RECORDS SUPPLIED

----------------

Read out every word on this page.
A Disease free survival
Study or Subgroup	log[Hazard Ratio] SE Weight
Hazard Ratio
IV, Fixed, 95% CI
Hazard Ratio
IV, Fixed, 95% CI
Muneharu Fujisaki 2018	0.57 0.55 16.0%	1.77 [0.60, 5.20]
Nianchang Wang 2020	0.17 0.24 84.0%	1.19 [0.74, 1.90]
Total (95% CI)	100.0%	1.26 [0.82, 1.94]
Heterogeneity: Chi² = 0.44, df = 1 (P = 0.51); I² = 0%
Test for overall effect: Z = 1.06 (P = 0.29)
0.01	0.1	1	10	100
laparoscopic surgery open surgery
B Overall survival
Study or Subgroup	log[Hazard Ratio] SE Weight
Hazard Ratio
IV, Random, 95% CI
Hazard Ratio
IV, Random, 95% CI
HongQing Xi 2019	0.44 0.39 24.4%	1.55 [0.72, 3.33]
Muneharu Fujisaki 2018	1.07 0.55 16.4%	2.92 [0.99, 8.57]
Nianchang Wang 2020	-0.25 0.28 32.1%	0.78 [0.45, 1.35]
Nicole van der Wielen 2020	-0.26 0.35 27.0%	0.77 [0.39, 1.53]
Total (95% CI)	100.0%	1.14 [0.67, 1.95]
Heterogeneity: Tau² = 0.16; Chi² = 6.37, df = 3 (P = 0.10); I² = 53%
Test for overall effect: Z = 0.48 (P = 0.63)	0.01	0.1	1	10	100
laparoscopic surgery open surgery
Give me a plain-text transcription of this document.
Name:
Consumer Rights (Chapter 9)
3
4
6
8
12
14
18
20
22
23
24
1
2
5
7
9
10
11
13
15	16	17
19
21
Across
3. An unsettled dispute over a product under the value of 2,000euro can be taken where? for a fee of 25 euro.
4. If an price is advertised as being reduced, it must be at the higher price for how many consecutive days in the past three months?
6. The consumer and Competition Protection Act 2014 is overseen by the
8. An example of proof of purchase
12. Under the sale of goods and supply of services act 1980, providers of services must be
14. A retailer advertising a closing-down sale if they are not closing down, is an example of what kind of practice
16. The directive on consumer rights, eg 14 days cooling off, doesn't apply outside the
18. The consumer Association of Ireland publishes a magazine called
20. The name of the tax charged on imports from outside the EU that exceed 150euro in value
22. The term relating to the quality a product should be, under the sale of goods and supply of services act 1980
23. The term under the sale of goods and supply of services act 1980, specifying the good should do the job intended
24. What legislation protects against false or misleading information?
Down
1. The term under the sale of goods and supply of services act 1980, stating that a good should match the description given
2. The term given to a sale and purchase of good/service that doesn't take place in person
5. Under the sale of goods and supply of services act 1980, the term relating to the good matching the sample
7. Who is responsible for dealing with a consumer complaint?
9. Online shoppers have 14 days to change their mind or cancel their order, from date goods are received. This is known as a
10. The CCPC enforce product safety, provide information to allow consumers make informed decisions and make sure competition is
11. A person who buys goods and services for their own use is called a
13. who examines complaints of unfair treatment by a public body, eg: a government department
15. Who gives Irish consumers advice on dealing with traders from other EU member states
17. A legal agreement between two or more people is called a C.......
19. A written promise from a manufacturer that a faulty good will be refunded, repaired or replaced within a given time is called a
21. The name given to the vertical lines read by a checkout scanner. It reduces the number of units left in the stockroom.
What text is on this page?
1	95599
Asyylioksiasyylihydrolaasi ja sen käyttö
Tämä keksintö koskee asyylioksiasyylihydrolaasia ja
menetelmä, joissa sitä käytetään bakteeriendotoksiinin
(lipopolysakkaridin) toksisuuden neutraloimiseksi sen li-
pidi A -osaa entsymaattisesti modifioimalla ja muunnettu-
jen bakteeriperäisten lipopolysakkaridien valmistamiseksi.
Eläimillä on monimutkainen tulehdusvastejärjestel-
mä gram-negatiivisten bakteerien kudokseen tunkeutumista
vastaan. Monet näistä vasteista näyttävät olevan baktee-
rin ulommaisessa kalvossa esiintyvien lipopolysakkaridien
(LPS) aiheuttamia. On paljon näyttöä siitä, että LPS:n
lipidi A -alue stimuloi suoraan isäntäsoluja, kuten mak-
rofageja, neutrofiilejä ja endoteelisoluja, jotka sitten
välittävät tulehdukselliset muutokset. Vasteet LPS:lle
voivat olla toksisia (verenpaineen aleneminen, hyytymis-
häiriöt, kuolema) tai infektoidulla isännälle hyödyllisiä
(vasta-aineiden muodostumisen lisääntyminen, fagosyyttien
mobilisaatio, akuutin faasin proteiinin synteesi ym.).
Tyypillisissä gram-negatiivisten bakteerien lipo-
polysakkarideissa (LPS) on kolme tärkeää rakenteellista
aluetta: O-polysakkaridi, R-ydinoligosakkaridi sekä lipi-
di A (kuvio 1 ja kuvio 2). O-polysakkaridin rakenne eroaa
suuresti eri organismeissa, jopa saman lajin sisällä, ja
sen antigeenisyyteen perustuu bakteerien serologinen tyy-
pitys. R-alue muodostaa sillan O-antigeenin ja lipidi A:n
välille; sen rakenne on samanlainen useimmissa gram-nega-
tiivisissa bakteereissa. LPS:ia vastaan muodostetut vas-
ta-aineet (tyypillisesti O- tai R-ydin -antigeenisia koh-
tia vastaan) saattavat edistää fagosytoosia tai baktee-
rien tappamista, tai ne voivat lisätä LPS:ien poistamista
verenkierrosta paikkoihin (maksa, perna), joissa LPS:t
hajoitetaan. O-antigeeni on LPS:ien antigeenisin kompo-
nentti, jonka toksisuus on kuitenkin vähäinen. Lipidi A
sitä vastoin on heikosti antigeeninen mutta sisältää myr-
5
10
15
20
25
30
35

----------------

INSTRUCTIONS TO FOLLOW
Write out every line from the entries where "Heterogeneity" appears.

TASK RESULT
Heterogeneity: Chi² = 0.44, df = 1 (P = 0.51); I² = 0%
Heterogeneity: Tau² = 0.16; Chi² = 6.37, df = 3 (P = 0.10); I² = 53%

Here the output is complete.